Aim of the task -> Find each line containing the string "Core" and return it.
** BEGIN **
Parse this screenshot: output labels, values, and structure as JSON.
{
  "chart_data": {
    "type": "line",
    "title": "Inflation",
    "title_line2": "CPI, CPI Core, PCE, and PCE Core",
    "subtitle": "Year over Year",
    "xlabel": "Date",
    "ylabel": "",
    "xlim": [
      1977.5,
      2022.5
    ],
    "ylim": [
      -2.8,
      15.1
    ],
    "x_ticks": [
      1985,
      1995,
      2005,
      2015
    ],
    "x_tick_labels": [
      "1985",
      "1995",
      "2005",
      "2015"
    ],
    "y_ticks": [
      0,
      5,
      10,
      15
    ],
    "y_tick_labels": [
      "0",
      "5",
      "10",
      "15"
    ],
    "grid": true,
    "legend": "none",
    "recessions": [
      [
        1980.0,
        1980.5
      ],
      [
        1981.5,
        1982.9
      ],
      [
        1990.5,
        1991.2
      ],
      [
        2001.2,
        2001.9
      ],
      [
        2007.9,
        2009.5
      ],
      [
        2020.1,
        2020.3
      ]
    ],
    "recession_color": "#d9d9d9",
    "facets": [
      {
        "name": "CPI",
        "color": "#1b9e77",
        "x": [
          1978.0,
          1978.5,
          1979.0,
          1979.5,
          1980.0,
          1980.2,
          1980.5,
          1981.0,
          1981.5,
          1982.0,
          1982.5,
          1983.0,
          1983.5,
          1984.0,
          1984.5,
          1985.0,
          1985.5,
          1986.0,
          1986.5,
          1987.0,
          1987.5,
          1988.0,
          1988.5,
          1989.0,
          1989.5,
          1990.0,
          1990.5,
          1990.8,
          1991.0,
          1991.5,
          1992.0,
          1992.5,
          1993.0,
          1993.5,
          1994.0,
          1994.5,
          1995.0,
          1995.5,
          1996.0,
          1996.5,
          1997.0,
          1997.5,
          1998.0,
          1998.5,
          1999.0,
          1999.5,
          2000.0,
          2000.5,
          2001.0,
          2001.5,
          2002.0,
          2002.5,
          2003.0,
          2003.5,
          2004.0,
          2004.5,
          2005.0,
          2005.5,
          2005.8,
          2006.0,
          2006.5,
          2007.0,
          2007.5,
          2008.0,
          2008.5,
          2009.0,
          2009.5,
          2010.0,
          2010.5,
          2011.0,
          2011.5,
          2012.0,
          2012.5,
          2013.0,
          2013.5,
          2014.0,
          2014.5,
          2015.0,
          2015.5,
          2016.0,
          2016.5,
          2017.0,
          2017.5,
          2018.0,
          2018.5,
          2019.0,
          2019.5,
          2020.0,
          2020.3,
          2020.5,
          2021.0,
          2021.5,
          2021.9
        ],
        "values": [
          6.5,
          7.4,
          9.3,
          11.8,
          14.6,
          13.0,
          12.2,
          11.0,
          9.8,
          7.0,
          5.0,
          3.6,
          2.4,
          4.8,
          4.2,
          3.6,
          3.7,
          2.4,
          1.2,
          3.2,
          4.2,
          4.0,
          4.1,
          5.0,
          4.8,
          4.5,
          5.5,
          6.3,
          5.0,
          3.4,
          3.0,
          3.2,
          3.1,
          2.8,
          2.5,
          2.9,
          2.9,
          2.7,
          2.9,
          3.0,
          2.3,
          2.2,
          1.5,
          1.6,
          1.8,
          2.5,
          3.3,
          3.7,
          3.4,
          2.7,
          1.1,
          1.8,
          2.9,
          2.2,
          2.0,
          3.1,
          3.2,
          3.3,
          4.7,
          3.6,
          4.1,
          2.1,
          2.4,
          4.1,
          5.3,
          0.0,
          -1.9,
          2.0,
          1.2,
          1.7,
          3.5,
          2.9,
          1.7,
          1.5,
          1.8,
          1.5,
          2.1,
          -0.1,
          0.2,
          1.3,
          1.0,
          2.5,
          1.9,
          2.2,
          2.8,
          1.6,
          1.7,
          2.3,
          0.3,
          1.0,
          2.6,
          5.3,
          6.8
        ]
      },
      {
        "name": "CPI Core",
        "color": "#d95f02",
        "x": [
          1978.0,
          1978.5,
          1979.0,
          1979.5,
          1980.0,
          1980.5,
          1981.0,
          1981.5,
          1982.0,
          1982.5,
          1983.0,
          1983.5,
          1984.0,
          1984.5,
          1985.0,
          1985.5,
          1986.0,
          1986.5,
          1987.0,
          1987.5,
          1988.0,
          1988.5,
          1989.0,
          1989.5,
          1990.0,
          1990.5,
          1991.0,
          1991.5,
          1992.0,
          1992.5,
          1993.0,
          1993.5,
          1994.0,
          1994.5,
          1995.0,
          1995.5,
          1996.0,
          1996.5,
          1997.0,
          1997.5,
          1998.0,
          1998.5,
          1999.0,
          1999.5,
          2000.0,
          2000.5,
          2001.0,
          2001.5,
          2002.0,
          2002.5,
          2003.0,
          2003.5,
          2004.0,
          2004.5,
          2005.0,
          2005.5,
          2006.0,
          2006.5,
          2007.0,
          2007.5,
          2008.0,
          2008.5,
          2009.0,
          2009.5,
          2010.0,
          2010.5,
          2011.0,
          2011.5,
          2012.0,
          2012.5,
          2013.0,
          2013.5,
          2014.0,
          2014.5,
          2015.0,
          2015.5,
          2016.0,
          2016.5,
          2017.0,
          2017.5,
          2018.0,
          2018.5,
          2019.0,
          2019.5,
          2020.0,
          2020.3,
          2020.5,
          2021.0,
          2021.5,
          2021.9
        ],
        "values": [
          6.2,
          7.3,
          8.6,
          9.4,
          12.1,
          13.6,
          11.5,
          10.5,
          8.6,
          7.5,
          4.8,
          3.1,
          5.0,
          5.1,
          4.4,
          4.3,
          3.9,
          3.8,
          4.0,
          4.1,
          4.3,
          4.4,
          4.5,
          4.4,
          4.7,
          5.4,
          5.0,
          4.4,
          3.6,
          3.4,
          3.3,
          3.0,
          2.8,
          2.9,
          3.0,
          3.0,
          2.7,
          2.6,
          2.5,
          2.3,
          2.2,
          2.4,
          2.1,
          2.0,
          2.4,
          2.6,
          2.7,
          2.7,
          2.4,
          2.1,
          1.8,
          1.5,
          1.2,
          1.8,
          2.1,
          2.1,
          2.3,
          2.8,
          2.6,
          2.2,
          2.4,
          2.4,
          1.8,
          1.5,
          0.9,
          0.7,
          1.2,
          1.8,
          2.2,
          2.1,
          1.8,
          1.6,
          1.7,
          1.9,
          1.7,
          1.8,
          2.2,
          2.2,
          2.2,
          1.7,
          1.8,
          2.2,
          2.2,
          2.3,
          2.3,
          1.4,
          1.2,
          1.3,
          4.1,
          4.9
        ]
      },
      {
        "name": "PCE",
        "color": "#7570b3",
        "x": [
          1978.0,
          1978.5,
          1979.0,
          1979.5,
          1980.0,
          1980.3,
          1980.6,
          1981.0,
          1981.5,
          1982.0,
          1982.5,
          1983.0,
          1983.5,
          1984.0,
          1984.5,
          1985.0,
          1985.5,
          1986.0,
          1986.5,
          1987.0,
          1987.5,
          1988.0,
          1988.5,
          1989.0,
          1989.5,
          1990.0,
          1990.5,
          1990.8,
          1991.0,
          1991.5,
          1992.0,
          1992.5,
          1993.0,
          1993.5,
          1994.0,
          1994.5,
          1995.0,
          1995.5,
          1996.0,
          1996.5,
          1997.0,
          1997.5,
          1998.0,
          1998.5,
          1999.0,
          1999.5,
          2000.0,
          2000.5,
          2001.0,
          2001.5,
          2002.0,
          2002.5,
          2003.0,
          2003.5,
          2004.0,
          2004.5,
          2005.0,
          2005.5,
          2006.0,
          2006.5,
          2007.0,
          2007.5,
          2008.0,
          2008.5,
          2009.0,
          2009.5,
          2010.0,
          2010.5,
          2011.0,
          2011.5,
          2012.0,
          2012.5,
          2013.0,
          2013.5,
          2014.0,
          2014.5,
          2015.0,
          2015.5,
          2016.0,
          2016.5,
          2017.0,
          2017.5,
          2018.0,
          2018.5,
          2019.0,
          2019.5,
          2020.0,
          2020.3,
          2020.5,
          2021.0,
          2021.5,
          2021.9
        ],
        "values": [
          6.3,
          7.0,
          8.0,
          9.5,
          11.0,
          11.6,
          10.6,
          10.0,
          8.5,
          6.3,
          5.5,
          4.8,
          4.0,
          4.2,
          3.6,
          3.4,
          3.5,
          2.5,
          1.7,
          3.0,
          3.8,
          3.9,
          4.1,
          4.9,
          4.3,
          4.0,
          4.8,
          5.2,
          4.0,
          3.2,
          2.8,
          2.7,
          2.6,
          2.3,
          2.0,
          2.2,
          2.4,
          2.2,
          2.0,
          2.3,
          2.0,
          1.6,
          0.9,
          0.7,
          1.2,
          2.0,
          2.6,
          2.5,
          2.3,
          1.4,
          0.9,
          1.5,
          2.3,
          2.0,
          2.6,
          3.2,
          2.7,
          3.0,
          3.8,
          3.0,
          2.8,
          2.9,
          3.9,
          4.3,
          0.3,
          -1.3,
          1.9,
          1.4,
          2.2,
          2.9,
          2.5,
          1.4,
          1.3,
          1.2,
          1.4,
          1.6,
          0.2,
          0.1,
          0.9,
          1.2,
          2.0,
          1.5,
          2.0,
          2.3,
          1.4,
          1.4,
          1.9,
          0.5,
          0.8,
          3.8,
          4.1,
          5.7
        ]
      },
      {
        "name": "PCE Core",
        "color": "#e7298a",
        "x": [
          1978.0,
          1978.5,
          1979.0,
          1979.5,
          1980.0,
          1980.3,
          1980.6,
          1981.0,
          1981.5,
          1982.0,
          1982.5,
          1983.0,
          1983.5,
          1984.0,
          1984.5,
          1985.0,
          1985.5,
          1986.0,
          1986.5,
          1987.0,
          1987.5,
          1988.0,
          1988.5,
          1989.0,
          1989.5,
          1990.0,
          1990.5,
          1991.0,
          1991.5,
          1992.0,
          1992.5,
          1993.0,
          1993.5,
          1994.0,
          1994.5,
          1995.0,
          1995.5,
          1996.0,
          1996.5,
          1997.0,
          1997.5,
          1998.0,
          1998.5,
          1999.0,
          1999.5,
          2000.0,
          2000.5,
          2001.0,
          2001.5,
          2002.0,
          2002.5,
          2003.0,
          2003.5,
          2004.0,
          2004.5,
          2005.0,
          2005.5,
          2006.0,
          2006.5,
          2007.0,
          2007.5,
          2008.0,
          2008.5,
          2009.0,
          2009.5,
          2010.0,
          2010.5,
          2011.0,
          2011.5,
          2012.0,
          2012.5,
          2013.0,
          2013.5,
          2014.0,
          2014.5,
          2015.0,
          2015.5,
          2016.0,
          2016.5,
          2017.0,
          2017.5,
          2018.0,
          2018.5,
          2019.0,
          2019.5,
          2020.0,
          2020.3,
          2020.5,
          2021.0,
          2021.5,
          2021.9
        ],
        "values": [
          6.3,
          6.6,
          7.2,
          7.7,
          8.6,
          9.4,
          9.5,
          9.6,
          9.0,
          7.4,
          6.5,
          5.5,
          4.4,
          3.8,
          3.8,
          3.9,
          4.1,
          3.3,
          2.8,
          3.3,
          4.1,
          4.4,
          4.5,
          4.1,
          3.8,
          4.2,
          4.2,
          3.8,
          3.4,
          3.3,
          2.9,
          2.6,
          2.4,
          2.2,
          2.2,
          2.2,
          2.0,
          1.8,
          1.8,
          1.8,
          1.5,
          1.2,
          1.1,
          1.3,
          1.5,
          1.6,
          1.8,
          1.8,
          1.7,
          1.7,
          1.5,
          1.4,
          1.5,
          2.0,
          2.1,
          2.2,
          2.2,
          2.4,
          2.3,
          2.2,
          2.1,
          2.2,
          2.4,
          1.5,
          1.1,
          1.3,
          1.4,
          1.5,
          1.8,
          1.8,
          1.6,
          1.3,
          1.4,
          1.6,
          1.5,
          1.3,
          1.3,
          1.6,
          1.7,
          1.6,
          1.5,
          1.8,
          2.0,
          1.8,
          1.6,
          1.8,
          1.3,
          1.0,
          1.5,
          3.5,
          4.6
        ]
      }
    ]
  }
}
** END **
Output of the exercise ->
    "title_line2": "CPI, CPI Core, PCE, and PCE Core",
        "name": "CPI Core",
        "name": "PCE Core",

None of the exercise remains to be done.